- **Records contained in a dataset**
━━━

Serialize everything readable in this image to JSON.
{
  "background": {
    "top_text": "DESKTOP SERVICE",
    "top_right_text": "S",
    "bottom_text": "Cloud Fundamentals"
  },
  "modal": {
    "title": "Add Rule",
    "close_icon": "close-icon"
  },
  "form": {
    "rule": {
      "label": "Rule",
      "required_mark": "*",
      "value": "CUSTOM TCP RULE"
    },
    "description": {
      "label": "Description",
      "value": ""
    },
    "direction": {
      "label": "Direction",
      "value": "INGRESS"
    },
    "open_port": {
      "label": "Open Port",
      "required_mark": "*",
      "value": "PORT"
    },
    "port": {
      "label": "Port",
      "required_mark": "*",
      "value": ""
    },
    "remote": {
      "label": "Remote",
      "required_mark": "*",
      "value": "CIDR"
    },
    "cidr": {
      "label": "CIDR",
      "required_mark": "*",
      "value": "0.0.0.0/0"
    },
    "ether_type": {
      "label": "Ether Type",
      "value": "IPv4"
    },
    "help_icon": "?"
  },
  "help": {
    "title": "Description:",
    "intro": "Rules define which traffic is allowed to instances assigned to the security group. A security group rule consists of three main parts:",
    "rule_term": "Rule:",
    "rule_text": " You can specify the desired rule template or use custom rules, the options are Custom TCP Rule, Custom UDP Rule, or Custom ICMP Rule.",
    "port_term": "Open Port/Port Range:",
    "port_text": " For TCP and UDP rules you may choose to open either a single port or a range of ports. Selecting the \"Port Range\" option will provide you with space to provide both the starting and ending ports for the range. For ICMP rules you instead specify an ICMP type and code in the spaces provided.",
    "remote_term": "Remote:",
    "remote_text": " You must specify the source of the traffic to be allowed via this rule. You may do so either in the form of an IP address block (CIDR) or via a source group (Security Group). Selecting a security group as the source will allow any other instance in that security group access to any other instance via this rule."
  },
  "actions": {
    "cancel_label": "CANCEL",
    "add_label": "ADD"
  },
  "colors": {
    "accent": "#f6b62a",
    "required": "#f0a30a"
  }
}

━━━

- **Set exercise**
Write out every entry exactly as given.

- **Output for this task**
Serialize everything readable in this image to JSON.
{
  "background": {
    "top_text": "DESKTOP SERVICE",
    "top_right_text": "S",
    "bottom_text": "Cloud Fundamentals"
  },
  "modal": {
    "title": "Add Rule",
    "close_icon": "close-icon"
  },
  "form": {
    "rule": {
      "label": "Rule",
      "required_mark": "*",
      "value": "CUSTOM TCP RULE"
    },
    "description": {
      "label": "Description",
      "value": ""
    },
    "direction": {
      "label": "Direction",
      "value": "INGRESS"
    },
    "open_port": {
      "label": "Open Port",
      "required_mark": "*",
      "value": "PORT"
    },
    "port": {
      "label": "Port",
      "required_mark": "*",
      "value": ""
    },
    "remote": {
      "label": "Remote",
      "required_mark": "*",
      "value": "CIDR"
    },
    "cidr": {
      "label": "CIDR",
      "required_mark": "*",
      "value": "0.0.0.0/0"
    },
    "ether_type": {
      "label": "Ether Type",
      "value": "IPv4"
    },
    "help_icon": "?"
  },
  "help": {
    "title": "Description:",
    "intro": "Rules define which traffic is allowed to instances assigned to the security group. A security group rule consists of three main parts:",
    "rule_term": "Rule:",
    "rule_text": " You can specify the desired rule template or use custom rules, the options are Custom TCP Rule, Custom UDP Rule, or Custom ICMP Rule.",
    "port_term": "Open Port/Port Range:",
    "port_text": " For TCP and UDP rules you may choose to open either a single port or a range of ports. Selecting the \"Port Range\" option will provide you with space to provide both the starting and ending ports for the range. For ICMP rules you instead specify an ICMP type and code in the spaces provided.",
    "remote_term": "Remote:",
    "remote_text": " You must specify the source of the traffic to be allowed via this rule. You may do so either in the form of an IP address block (CIDR) or via a source group (Security Group). Selecting a security group as the source will allow any other instance in that security group access to any other instance via this rule."
  },
  "actions": {
    "cancel_label": "CANCEL",
    "add_label": "ADD"
  },
  "colors": {
    "accent": "#f6b62a",
    "required": "#f0a30a"
  }
}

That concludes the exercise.